WHAT IS NEEDED:
In the entries below, count every line with the word "lifelong". Return only the count.

------ RECORDS PROVIDED

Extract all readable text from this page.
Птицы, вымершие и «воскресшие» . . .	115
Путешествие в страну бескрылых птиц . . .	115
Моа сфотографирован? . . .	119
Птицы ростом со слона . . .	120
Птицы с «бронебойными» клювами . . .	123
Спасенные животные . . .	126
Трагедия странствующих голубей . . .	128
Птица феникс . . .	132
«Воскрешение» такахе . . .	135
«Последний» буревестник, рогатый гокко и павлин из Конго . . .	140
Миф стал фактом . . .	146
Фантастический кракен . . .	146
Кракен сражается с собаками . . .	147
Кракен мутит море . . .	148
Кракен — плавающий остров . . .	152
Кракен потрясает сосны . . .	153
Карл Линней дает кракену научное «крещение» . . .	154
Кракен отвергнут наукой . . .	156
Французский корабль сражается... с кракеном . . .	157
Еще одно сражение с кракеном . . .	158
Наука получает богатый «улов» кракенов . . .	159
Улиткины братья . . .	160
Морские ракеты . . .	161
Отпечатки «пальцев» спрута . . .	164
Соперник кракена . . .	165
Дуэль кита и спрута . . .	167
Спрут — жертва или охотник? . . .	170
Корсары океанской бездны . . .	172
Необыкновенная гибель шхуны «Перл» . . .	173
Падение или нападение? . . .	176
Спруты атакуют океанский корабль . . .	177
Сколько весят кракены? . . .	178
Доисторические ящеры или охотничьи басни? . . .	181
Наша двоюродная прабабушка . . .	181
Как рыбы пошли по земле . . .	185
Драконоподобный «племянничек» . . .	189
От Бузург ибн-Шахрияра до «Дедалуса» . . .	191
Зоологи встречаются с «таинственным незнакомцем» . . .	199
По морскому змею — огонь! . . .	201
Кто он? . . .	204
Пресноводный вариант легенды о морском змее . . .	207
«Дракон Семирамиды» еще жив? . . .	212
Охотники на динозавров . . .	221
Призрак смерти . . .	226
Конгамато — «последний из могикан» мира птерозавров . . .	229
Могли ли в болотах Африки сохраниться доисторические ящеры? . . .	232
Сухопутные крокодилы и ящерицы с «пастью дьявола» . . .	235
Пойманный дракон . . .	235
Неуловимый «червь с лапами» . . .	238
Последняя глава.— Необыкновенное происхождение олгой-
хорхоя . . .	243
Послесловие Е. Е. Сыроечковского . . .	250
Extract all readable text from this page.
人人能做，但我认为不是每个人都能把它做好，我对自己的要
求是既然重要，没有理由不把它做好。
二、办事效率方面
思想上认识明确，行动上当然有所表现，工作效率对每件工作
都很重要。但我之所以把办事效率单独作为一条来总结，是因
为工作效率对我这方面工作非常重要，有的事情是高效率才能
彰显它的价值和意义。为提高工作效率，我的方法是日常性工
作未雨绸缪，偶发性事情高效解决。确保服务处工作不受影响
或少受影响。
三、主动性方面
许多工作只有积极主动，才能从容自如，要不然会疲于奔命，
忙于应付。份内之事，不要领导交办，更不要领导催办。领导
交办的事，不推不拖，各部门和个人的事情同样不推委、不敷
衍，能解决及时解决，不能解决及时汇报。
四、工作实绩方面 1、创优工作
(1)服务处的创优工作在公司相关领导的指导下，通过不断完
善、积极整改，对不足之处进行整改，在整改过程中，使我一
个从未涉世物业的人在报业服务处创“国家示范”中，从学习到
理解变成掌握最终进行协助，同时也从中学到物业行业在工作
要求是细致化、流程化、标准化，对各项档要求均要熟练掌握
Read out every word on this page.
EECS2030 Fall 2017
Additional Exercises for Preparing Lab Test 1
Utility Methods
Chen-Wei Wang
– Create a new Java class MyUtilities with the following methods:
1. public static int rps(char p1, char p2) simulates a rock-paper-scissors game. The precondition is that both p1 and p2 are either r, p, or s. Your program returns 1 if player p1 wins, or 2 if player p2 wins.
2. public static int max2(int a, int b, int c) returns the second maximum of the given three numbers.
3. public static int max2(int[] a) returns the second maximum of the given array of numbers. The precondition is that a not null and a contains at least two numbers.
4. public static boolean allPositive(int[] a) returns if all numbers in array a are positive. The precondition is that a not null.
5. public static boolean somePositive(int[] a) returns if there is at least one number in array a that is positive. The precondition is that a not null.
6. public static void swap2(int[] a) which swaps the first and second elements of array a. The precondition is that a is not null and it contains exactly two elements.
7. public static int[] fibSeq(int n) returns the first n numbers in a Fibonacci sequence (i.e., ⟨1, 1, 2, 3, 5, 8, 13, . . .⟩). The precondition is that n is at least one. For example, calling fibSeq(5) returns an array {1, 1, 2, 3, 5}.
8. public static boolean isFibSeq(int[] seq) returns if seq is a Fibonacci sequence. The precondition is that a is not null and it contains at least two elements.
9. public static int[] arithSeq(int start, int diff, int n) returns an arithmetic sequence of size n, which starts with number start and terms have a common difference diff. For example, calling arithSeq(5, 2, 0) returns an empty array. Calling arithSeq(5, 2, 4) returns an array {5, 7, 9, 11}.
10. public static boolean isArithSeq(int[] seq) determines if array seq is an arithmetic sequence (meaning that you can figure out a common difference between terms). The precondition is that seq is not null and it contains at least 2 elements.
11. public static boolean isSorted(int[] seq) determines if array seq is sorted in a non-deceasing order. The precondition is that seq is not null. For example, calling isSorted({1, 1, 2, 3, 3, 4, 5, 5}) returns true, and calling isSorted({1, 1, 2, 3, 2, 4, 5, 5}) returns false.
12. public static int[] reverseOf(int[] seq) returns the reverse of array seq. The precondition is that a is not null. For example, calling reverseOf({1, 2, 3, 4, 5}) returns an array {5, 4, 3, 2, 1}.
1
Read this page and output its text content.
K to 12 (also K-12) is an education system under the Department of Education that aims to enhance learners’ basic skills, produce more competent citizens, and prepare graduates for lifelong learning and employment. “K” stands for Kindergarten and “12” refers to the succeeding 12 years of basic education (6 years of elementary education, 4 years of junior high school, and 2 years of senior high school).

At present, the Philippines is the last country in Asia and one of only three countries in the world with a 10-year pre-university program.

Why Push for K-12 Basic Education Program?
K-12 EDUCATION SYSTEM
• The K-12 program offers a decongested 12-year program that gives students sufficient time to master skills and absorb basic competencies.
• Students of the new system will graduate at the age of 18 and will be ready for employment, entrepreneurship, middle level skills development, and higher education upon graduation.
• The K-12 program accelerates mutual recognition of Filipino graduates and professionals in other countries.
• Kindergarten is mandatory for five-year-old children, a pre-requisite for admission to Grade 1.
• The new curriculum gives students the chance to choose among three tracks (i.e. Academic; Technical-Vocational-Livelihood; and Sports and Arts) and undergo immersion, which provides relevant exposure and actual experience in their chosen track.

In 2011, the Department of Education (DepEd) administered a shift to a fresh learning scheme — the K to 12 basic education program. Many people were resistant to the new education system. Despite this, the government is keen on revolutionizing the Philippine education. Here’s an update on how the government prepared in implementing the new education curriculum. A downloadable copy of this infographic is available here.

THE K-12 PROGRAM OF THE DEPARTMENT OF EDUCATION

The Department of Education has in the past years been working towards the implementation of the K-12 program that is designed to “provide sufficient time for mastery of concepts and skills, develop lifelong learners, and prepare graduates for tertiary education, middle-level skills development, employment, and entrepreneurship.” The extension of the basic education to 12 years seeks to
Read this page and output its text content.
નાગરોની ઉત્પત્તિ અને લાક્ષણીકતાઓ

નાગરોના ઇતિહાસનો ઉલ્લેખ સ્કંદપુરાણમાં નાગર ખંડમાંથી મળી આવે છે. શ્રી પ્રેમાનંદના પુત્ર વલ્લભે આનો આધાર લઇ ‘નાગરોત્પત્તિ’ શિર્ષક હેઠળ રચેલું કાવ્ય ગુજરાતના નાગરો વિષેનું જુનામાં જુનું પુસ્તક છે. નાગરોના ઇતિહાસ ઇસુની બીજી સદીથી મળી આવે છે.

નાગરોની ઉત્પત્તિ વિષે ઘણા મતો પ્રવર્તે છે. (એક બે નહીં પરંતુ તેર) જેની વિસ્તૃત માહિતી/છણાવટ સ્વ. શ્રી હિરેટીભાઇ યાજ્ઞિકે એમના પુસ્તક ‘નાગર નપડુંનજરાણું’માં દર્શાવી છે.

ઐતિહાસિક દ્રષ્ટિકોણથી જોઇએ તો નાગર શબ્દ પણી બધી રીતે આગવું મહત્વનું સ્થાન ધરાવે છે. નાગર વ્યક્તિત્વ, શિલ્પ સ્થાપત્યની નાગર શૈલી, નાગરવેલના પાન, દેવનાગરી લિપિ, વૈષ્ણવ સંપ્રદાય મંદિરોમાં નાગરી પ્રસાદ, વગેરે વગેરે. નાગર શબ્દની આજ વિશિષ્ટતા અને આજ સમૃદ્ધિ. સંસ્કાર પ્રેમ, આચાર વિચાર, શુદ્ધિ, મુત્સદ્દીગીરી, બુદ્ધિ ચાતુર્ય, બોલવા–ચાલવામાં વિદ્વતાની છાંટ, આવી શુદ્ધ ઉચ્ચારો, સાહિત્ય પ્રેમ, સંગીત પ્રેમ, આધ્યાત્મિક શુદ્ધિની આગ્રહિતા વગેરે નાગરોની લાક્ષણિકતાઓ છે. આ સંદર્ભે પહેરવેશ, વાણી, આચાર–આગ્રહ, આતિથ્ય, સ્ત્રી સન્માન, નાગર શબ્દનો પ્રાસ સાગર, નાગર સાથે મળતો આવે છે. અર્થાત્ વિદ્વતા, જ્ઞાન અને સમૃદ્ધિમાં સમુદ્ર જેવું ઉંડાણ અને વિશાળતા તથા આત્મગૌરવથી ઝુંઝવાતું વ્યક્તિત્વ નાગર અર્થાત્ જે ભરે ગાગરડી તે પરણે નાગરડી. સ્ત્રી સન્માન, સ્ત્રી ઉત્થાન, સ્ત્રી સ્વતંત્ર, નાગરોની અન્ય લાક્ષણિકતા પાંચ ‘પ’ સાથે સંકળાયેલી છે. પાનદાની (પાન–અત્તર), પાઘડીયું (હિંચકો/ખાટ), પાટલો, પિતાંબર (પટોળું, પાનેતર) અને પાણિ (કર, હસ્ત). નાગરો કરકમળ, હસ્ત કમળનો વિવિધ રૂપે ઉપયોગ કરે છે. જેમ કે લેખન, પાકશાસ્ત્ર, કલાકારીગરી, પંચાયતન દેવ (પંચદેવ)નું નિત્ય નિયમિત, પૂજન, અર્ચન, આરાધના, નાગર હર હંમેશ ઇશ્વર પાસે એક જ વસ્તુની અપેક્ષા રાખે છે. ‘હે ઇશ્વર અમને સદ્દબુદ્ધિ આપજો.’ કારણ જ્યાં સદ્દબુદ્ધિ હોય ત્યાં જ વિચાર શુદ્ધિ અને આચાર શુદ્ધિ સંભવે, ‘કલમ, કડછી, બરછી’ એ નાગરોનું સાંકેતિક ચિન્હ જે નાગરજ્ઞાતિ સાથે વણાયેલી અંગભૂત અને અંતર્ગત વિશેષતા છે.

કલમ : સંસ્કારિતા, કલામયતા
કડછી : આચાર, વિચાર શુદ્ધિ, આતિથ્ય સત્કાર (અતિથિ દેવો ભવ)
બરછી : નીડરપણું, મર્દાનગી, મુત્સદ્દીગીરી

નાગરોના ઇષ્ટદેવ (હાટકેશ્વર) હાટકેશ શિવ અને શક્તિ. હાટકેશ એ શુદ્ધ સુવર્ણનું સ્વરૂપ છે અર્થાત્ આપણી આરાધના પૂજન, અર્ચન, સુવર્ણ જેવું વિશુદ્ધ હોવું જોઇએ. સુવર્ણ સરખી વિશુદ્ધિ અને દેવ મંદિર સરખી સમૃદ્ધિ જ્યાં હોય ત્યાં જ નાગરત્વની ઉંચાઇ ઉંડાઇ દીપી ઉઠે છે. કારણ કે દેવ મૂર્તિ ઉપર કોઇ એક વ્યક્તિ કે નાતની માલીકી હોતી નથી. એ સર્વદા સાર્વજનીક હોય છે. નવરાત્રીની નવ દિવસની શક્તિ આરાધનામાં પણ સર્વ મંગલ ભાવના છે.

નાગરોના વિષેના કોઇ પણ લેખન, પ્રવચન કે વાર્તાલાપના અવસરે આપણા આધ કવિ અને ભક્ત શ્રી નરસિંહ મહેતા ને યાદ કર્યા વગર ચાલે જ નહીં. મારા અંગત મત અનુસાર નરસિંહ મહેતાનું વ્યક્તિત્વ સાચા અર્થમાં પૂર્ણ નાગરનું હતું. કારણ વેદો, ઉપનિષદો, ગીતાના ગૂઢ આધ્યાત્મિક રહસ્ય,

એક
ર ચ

------------

RIGHT ANSWER:
2